### SUPPLIED DATA
....................
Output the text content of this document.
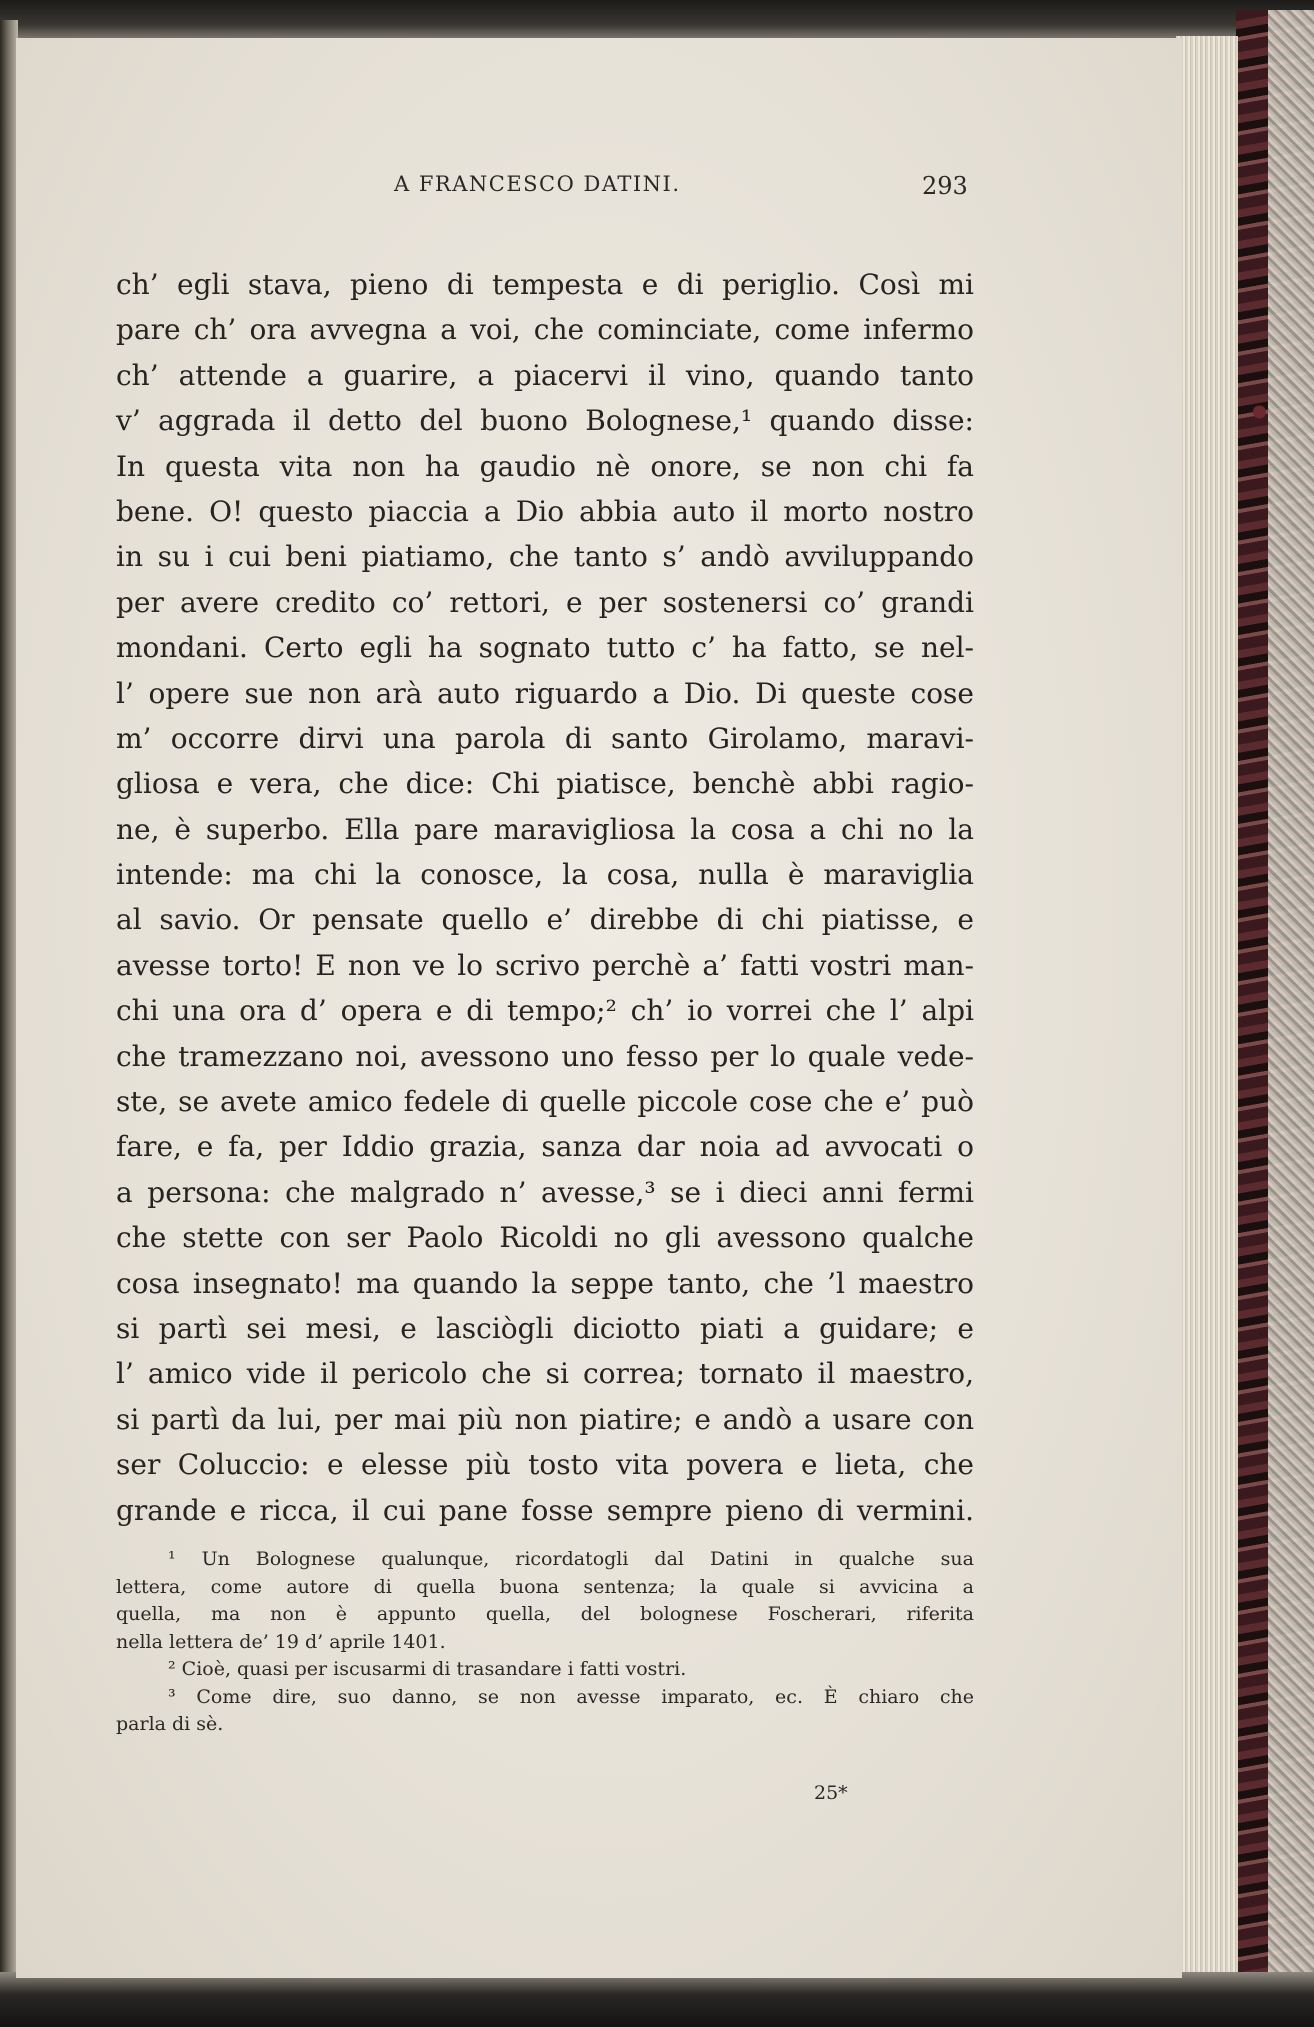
A FRANCESCO DATINI.	293
ch’ egli stava, pieno di tempesta e di periglio. Così mi
pare ch’ ora avvegna a voi, che cominciate, come infermo
ch’ attende a guarire, a piacervi il vino, quando tanto
v’ aggrada il detto del buono Bolognese,¹ quando disse:
In questa vita non ha gaudio nè onore, se non chi fa
bene. O! questo piaccia a Dio abbia auto il morto nostro
in su i cui beni piatiamo, che tanto s’ andò avviluppando
per avere credito co’ rettori, e per sostenersi co’ grandi
mondani. Certo egli ha sognato tutto c’ ha fatto, se nel-
l’ opere sue non arà auto riguardo a Dio. Di queste cose
m’ occorre dirvi una parola di santo Girolamo, maravi-
gliosa e vera, che dice: Chi piatisce, benchè abbi ragio-
ne, è superbo. Ella pare maravigliosa la cosa a chi no la
intende: ma chi la conosce, la cosa, nulla è maraviglia
al savio. Or pensate quello e’ direbbe di chi piatisse, e
avesse torto! E non ve lo scrivo perchè a’ fatti vostri man-
chi una ora d’ opera e di tempo;² ch’ io vorrei che l’ alpi
che tramezzano noi, avessono uno fesso per lo quale vede-
ste, se avete amico fedele di quelle piccole cose che e’ può
fare, e fa, per Iddio grazia, sanza dar noia ad avvocati o
a persona: che malgrado n’ avesse,³ se i dieci anni fermi
che stette con ser Paolo Ricoldi no gli avessono qualche
cosa insegnato! ma quando la seppe tanto, che ’l maestro
si partì sei mesi, e lasciògli diciotto piati a guidare; e
l’ amico vide il pericolo che si correa; tornato il maestro,
si partì da lui, per mai più non piatire; e andò a usare con
ser Coluccio: e elesse più tosto vita povera e lieta, che
grande e ricca, il cui pane fosse sempre pieno di vermini.
¹ Un Bolognese qualunque, ricordatogli dal Datini in qualche sua
lettera, come autore di quella buona sentenza; la quale si avvicina a
quella, ma non è appunto quella, del bolognese Foscherari, riferita
nella lettera de’ 19 d’ aprile 1401.
² Cioè, quasi per iscusarmi di trasandare i fatti vostri.
³ Come dire, suo danno, se non avesse imparato, ec. È chiaro che
parla di sè.
25*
....................
### WHAT YOU NEED TO DO
Transcribe the records word for word and include no pictures.

### ANSWER
Output the text content of this document.
A FRANCESCO DATINI.	293
ch’ egli stava, pieno di tempesta e di periglio. Così mi
pare ch’ ora avvegna a voi, che cominciate, come infermo
ch’ attende a guarire, a piacervi il vino, quando tanto
v’ aggrada il detto del buono Bolognese,¹ quando disse:
In questa vita non ha gaudio nè onore, se non chi fa
bene. O! questo piaccia a Dio abbia auto il morto nostro
in su i cui beni piatiamo, che tanto s’ andò avviluppando
per avere credito co’ rettori, e per sostenersi co’ grandi
mondani. Certo egli ha sognato tutto c’ ha fatto, se nel-
l’ opere sue non arà auto riguardo a Dio. Di queste cose
m’ occorre dirvi una parola di santo Girolamo, maravi-
gliosa e vera, che dice: Chi piatisce, benchè abbi ragio-
ne, è superbo. Ella pare maravigliosa la cosa a chi no la
intende: ma chi la conosce, la cosa, nulla è maraviglia
al savio. Or pensate quello e’ direbbe di chi piatisse, e
avesse torto! E non ve lo scrivo perchè a’ fatti vostri man-
chi una ora d’ opera e di tempo;² ch’ io vorrei che l’ alpi
che tramezzano noi, avessono uno fesso per lo quale vede-
ste, se avete amico fedele di quelle piccole cose che e’ può
fare, e fa, per Iddio grazia, sanza dar noia ad avvocati o
a persona: che malgrado n’ avesse,³ se i dieci anni fermi
che stette con ser Paolo Ricoldi no gli avessono qualche
cosa insegnato! ma quando la seppe tanto, che ’l maestro
si partì sei mesi, e lasciògli diciotto piati a guidare; e
l’ amico vide il pericolo che si correa; tornato il maestro,
si partì da lui, per mai più non piatire; e andò a usare con
ser Coluccio: e elesse più tosto vita povera e lieta, che
grande e ricca, il cui pane fosse sempre pieno di vermini.
¹ Un Bolognese qualunque, ricordatogli dal Datini in qualche sua
lettera, come autore di quella buona sentenza; la quale si avvicina a
quella, ma non è appunto quella, del bolognese Foscherari, riferita
nella lettera de’ 19 d’ aprile 1401.
² Cioè, quasi per iscusarmi di trasandare i fatti vostri.
³ Come dire, suo danno, se non avesse imparato, ec. È chiaro che
parla di sè.
25*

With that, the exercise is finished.